AIM:
In the entries below, find the lines with the word "this" and copy them.

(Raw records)
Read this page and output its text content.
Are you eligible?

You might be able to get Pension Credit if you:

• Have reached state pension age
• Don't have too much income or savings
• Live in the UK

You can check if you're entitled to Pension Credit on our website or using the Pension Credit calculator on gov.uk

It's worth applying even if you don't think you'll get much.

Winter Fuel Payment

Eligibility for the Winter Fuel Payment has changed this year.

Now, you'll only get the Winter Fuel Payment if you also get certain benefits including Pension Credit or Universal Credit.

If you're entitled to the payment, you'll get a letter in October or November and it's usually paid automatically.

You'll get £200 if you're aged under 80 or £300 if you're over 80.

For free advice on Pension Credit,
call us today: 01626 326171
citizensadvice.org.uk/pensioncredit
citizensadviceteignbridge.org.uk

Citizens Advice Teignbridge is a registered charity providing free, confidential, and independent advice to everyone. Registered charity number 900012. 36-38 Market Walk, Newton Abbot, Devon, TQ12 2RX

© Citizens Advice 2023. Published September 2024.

FINAL RESULT:
Read this page and output its text content.
Eligibility for the Winter Fuel Payment has changed this year.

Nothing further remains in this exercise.